Objective: Please quote the material exactly, every line of it.

Listed records:
◆ ◆ ◆ ◆ ◆

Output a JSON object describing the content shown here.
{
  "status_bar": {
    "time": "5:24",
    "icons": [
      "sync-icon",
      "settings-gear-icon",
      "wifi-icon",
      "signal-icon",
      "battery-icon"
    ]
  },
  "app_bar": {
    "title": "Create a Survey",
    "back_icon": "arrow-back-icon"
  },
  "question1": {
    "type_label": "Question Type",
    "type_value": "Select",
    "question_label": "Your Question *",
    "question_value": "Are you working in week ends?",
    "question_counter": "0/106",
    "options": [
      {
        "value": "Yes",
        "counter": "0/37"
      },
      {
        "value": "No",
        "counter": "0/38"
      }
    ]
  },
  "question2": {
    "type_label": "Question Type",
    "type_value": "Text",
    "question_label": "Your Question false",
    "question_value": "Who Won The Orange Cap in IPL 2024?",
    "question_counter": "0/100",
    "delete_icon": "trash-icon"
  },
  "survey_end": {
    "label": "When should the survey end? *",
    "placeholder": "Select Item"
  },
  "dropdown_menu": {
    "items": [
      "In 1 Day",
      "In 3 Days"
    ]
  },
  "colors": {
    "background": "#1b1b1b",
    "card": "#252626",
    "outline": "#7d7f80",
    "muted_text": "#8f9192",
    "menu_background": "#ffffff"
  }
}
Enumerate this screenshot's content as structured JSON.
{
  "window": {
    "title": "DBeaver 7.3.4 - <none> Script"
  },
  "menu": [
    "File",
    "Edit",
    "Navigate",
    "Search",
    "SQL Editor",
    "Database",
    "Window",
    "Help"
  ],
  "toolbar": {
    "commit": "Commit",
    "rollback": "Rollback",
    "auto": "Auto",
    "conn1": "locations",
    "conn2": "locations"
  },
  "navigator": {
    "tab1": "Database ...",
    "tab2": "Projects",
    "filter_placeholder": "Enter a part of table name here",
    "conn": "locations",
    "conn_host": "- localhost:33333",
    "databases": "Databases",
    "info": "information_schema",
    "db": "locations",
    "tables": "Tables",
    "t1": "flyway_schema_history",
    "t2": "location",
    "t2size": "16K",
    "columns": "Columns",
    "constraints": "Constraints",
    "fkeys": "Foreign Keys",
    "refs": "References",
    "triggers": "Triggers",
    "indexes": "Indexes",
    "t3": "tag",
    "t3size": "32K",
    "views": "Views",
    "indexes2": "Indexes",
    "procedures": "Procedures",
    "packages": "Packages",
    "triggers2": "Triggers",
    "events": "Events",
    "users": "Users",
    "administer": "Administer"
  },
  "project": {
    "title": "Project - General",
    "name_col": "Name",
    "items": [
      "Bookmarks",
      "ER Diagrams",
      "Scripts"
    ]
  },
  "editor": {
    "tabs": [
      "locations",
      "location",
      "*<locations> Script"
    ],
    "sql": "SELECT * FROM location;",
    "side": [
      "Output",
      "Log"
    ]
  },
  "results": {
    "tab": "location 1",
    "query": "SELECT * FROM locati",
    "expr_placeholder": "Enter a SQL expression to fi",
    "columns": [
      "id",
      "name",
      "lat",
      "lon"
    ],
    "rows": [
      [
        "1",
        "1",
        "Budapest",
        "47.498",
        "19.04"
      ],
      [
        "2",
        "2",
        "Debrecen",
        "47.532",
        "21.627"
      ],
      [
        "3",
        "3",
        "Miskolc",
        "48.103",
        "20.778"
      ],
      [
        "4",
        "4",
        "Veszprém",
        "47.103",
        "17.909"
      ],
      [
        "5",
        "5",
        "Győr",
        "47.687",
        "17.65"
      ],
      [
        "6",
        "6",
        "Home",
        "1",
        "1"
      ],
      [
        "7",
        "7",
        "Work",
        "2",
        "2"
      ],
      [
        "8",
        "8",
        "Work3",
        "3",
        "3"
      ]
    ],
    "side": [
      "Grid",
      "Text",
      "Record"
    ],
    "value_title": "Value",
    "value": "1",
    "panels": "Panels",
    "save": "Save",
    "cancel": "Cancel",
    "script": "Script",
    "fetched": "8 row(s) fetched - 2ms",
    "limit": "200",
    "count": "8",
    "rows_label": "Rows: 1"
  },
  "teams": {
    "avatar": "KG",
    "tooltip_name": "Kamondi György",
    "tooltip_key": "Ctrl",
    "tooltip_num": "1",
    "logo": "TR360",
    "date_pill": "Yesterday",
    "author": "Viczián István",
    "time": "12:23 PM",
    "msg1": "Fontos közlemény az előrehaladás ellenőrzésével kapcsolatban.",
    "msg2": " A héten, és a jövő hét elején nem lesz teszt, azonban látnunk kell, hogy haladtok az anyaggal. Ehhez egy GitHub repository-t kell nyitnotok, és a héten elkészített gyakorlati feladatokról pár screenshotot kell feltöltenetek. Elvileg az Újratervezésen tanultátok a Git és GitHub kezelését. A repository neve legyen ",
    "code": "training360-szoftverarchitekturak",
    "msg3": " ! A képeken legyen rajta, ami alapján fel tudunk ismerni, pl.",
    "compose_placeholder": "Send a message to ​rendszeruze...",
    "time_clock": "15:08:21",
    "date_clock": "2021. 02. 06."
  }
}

◆ ◆ ◆ ◆ ◆

Correct result:
Output a JSON object describing the content shown here.
{
  "status_bar": {
    "time": "5:24",
    "icons": [
      "sync-icon",
      "settings-gear-icon",
      "wifi-icon",
      "signal-icon",
      "battery-icon"
    ]
  },
  "app_bar": {
    "title": "Create a Survey",
    "back_icon": "arrow-back-icon"
  },
  "question1": {
    "type_label": "Question Type",
    "type_value": "Select",
    "question_label": "Your Question *",
    "question_value": "Are you working in week ends?",
    "question_counter": "0/106",
    "options": [
      {
        "value": "Yes",
        "counter": "0/37"
      },
      {
        "value": "No",
        "counter": "0/38"
      }
    ]
  },
  "question2": {
    "type_label": "Question Type",
    "type_value": "Text",
    "question_label": "Your Question false",
    "question_value": "Who Won The Orange Cap in IPL 2024?",
    "question_counter": "0/100",
    "delete_icon": "trash-icon"
  },
  "survey_end": {
    "label": "When should the survey end? *",
    "placeholder": "Select Item"
  },
  "dropdown_menu": {
    "items": [
      "In 1 Day",
      "In 3 Days"
    ]
  },
  "colors": {
    "background": "#1b1b1b",
    "card": "#252626",
    "outline": "#7d7f80",
    "muted_text": "#8f9192",
    "menu_background": "#ffffff"
  }
}
Enumerate this screenshot's content as structured JSON.
{
  "window": {
    "title": "DBeaver 7.3.4 - <none> Script"
  },
  "menu": [
    "File",
    "Edit",
    "Navigate",
    "Search",
    "SQL Editor",
    "Database",
    "Window",
    "Help"
  ],
  "toolbar": {
    "commit": "Commit",
    "rollback": "Rollback",
    "auto": "Auto",
    "conn1": "locations",
    "conn2": "locations"
  },
  "navigator": {
    "tab1": "Database ...",
    "tab2": "Projects",
    "filter_placeholder": "Enter a part of table name here",
    "conn": "locations",
    "conn_host": "- localhost:33333",
    "databases": "Databases",
    "info": "information_schema",
    "db": "locations",
    "tables": "Tables",
    "t1": "flyway_schema_history",
    "t2": "location",
    "t2size": "16K",
    "columns": "Columns",
    "constraints": "Constraints",
    "fkeys": "Foreign Keys",
    "refs": "References",
    "triggers": "Triggers",
    "indexes": "Indexes",
    "t3": "tag",
    "t3size": "32K",
    "views": "Views",
    "indexes2": "Indexes",
    "procedures": "Procedures",
    "packages": "Packages",
    "triggers2": "Triggers",
    "events": "Events",
    "users": "Users",
    "administer": "Administer"
  },
  "project": {
    "title": "Project - General",
    "name_col": "Name",
    "items": [
      "Bookmarks",
      "ER Diagrams",
      "Scripts"
    ]
  },
  "editor": {
    "tabs": [
      "locations",
      "location",
      "*<locations> Script"
    ],
    "sql": "SELECT * FROM location;",
    "side": [
      "Output",
      "Log"
    ]
  },
  "results": {
    "tab": "location 1",
    "query": "SELECT * FROM locati",
    "expr_placeholder": "Enter a SQL expression to fi",
    "columns": [
      "id",
      "name",
      "lat",
      "lon"
    ],
    "rows": [
      [
        "1",
        "1",
        "Budapest",
        "47.498",
        "19.04"
      ],
      [
        "2",
        "2",
        "Debrecen",
        "47.532",
        "21.627"
      ],
      [
        "3",
        "3",
        "Miskolc",
        "48.103",
        "20.778"
      ],
      [
        "4",
        "4",
        "Veszprém",
        "47.103",
        "17.909"
      ],
      [
        "5",
        "5",
        "Győr",
        "47.687",
        "17.65"
      ],
      [
        "6",
        "6",
        "Home",
        "1",
        "1"
      ],
      [
        "7",
        "7",
        "Work",
        "2",
        "2"
      ],
      [
        "8",
        "8",
        "Work3",
        "3",
        "3"
      ]
    ],
    "side": [
      "Grid",
      "Text",
      "Record"
    ],
    "value_title": "Value",
    "value": "1",
    "panels": "Panels",
    "save": "Save",
    "cancel": "Cancel",
    "script": "Script",
    "fetched": "8 row(s) fetched - 2ms",
    "limit": "200",
    "count": "8",
    "rows_label": "Rows: 1"
  },
  "teams": {
    "avatar": "KG",
    "tooltip_name": "Kamondi György",
    "tooltip_key": "Ctrl",
    "tooltip_num": "1",
    "logo": "TR360",
    "date_pill": "Yesterday",
    "author": "Viczián István",
    "time": "12:23 PM",
    "msg1": "Fontos közlemény az előrehaladás ellenőrzésével kapcsolatban.",
    "msg2": " A héten, és a jövő hét elején nem lesz teszt, azonban látnunk kell, hogy haladtok az anyaggal. Ehhez egy GitHub repository-t kell nyitnotok, és a héten elkészített gyakorlati feladatokról pár screenshotot kell feltöltenetek. Elvileg az Újratervezésen tanultátok a Git és GitHub kezelését. A repository neve legyen ",
    "code": "training360-szoftverarchitekturak",
    "msg3": " ! A képeken legyen rajta, ami alapján fel tudunk ismerni, pl.",
    "compose_placeholder": "Send a message to ​rendszeruze...",
    "time_clock": "15:08:21",
    "date_clock": "2021. 02. 06."
  }
}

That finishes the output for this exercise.